## WHAT NEEDS TO BE DONE
Report the number of lines in these entries that contain "heading". Write only the number.

## DATA SUPPLIED
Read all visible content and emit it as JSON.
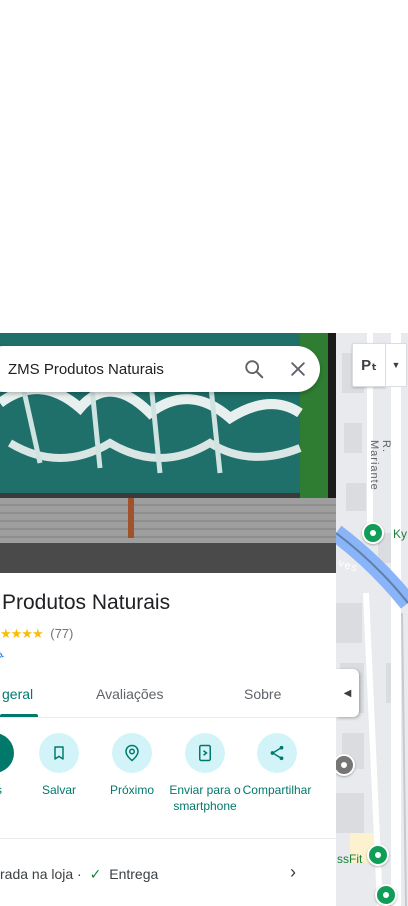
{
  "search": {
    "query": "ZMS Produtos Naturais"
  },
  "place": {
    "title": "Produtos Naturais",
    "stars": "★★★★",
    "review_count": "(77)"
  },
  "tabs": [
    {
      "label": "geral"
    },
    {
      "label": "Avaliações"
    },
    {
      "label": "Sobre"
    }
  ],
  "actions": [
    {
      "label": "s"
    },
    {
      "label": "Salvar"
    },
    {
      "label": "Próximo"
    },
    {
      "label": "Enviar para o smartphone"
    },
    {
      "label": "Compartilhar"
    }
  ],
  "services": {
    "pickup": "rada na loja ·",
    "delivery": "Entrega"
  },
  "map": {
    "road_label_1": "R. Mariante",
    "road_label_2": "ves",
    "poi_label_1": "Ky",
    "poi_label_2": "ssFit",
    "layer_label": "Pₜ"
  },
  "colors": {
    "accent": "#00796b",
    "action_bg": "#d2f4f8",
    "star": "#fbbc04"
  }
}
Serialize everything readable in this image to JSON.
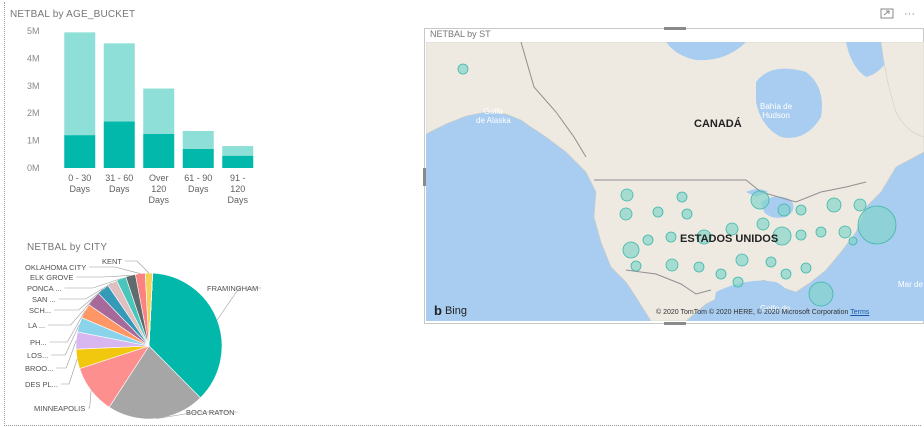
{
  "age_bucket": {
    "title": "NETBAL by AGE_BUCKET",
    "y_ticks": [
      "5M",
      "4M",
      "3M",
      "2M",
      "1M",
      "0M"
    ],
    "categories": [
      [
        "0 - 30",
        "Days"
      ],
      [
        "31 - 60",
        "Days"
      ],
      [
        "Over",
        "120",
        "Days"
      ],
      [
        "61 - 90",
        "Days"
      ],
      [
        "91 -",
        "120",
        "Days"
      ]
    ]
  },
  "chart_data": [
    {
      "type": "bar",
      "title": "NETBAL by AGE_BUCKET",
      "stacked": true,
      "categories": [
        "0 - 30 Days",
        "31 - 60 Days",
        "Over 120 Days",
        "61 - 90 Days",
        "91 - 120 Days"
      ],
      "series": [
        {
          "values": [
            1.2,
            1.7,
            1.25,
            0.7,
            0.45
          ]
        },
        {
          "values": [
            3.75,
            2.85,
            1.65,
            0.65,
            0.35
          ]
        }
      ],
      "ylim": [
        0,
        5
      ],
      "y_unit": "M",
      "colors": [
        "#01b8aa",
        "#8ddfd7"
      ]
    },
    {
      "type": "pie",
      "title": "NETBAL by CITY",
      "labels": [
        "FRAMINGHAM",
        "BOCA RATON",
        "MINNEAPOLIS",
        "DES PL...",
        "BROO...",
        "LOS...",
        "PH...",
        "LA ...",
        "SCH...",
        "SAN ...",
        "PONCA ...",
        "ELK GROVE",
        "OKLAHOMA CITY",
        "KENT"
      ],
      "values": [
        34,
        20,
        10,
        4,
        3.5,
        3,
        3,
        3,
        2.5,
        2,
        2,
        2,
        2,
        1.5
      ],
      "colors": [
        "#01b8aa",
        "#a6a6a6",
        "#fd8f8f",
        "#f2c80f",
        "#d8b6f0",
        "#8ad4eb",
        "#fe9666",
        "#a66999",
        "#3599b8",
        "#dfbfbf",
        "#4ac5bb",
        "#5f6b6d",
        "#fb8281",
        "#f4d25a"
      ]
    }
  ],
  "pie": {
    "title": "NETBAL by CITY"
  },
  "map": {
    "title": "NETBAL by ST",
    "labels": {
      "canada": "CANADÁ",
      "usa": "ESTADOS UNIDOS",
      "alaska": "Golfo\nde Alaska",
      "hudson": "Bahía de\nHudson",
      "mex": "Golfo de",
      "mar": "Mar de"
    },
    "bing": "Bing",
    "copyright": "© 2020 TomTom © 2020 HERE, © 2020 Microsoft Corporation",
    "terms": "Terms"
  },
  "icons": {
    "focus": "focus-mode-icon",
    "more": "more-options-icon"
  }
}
...
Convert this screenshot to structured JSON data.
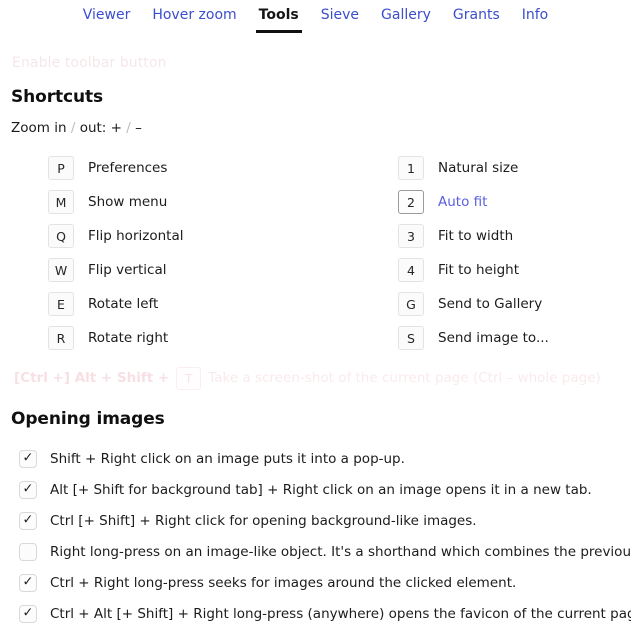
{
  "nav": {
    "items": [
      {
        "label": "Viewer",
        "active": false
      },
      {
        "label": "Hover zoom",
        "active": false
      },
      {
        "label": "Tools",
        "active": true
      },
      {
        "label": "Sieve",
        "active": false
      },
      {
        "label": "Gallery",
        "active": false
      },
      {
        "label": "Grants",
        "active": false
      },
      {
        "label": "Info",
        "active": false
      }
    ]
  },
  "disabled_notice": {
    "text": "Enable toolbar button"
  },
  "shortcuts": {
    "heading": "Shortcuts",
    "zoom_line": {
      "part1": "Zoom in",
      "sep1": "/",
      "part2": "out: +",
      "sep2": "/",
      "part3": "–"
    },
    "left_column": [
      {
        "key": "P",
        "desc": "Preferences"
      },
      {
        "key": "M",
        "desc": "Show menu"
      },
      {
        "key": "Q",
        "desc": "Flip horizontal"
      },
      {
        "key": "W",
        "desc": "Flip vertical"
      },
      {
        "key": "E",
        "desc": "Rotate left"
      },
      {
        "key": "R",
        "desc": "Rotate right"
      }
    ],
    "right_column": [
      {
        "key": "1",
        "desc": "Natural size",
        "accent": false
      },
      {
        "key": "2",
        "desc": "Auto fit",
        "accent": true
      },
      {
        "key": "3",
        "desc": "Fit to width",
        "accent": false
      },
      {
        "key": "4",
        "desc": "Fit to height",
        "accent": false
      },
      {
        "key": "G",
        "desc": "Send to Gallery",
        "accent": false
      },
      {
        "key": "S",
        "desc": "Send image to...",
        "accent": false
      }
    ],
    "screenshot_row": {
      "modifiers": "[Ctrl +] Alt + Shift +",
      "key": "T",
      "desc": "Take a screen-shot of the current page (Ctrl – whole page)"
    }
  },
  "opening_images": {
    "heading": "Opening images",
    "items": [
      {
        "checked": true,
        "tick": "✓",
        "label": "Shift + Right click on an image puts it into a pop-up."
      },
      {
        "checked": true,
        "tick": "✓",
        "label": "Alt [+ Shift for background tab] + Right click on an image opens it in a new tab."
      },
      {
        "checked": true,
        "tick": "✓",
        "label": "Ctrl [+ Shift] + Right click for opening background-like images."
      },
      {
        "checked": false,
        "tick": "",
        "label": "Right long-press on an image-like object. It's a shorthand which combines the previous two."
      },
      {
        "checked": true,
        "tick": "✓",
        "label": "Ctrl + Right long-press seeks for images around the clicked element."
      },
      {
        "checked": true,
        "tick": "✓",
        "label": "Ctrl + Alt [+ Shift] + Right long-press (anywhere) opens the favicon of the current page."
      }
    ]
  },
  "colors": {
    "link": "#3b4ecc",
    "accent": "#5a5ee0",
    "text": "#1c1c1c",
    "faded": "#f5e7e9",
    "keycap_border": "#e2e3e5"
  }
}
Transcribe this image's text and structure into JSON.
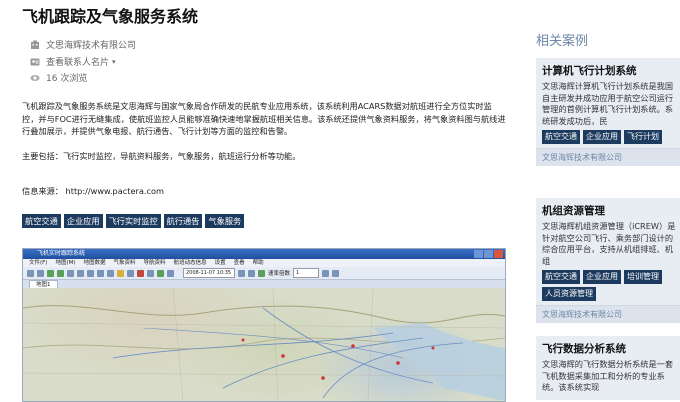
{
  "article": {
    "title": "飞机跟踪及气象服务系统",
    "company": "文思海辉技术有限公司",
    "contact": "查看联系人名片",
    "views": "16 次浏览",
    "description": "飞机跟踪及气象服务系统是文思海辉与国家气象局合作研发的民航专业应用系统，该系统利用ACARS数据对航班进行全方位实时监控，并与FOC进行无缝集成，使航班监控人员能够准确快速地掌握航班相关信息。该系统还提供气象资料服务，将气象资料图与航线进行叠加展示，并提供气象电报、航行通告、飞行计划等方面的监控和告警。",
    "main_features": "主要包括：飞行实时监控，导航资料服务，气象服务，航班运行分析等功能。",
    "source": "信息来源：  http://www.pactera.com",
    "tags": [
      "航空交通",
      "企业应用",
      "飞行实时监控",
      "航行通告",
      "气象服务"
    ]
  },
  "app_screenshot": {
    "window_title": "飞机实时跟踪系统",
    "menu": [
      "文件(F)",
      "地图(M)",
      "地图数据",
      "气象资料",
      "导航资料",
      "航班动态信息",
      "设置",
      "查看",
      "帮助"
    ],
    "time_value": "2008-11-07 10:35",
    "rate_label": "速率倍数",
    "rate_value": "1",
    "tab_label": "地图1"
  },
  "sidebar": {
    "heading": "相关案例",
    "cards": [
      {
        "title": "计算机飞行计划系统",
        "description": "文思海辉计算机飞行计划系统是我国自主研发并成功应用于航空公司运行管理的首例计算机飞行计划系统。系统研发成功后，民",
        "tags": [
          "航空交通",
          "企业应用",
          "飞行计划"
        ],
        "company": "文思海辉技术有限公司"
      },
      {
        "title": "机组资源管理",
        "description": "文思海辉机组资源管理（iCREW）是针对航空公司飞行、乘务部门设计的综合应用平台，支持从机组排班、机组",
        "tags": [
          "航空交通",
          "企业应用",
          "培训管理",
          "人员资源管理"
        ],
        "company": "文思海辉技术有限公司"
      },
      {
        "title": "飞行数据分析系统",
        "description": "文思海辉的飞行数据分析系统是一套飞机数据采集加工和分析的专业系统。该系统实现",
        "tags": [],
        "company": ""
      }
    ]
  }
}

## CORRECT OUTPUT
3